**Esercizi da svolgere**
a – Riscrivi sotto forma di elenco puntato il paragrafo del brano sul piano casa che comincia con "Il decreto legge di semplificazione edilizia", mantenendone i fatti principali.
b – Indica se ciascuna affermazione concorda con il brano sul piano casa, rispondendo sì o no e citando le parole decisive del testo: (i) il decreto è fermo da mesi alla conferenza Stato-Regioni; (ii) il Piemonte è stato l'ultimo, in ordine di tempo, ad accelerare sul piano casa; (iii) si sospetta che il decreto sia fermo per ragioni politiche.

**Brano scelto**
○ ○ ○ ○ ○ ○ ○

Il decreto legge di semplificazione edilizia è fermo da settimane alla conferenza stato-regioni mentre dodici testi e progetti di legge regionali per regolare gli ampliamenti degli edifici e gli interventi di demolizione e costruzione sono già pronti. Insomma, sul piano casa le Regioni accelerano (l’ultima in ordine di tempo è stata, ieri, il Piemonte), aspettando di vedere cosa ci sarà nel Decreto. Il sospetto è che quel decreto, da loro stesse stoppato, sia al palo per motivi prettamente politici, legati alle imminenti scadenze elettorali.

○ ○ ○ ○ ○ ○ ○

**Dati forniti**
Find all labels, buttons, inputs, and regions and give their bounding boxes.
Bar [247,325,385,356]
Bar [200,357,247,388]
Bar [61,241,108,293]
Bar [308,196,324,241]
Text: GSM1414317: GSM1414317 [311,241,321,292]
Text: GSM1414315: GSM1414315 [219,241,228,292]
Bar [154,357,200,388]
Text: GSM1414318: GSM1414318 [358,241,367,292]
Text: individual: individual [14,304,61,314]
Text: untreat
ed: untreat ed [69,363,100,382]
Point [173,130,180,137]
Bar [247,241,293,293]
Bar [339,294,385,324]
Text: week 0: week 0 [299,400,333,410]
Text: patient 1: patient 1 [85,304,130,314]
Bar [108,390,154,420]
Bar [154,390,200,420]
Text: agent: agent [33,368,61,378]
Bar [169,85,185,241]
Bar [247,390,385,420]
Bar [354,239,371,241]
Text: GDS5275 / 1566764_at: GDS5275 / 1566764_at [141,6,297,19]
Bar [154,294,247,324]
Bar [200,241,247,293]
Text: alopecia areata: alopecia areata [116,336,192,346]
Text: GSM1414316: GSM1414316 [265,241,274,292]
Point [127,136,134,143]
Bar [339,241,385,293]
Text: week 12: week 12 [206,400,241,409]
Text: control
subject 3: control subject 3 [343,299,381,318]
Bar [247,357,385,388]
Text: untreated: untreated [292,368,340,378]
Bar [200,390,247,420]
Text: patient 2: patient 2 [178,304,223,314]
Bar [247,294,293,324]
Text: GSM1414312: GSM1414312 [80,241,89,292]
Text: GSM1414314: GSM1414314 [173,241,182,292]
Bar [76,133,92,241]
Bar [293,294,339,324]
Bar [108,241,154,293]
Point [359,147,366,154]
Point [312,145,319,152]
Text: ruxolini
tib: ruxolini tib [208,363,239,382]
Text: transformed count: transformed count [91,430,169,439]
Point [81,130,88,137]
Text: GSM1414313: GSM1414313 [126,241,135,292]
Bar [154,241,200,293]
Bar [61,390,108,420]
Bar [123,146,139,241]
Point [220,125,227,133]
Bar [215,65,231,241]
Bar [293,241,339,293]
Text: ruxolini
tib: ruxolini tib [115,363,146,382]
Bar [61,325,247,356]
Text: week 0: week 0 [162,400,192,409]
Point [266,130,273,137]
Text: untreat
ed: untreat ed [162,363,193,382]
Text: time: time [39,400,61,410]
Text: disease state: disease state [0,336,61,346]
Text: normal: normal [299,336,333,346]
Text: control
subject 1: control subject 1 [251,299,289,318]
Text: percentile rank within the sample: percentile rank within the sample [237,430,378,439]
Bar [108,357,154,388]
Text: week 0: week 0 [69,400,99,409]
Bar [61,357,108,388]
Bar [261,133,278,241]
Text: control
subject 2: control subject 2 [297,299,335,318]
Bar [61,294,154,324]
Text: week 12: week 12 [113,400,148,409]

○ ○ ○ ○ ○ ○ ○

**Risposte**
a –
- Il decreto legge di semplificazione edilizia è fermo da settimane alla conferenza Stato-Regioni.
- Sono già pronti dodici testi e progetti di legge regionali su ampliamenti degli edifici e interventi di demolizione e costruzione.
- Le Regioni accelerano sul piano casa, in attesa di conoscere il contenuto del decreto; l'ultima è stata il Piemonte, ieri.
- Si sospetta che il decreto, bloccato dalle Regioni stesse, sia fermo per motivi politici legati alle imminenti scadenze elettorali.

b –
(i) No: "è fermo da settimane alla conferenza stato-regioni".
(ii) Sì: "l’ultima in ordine di tempo è stata, ieri, il Piemonte".
(iii) Sì: "sia al palo per motivi prettamente politici, legati alle imminenti scadenze elettorali".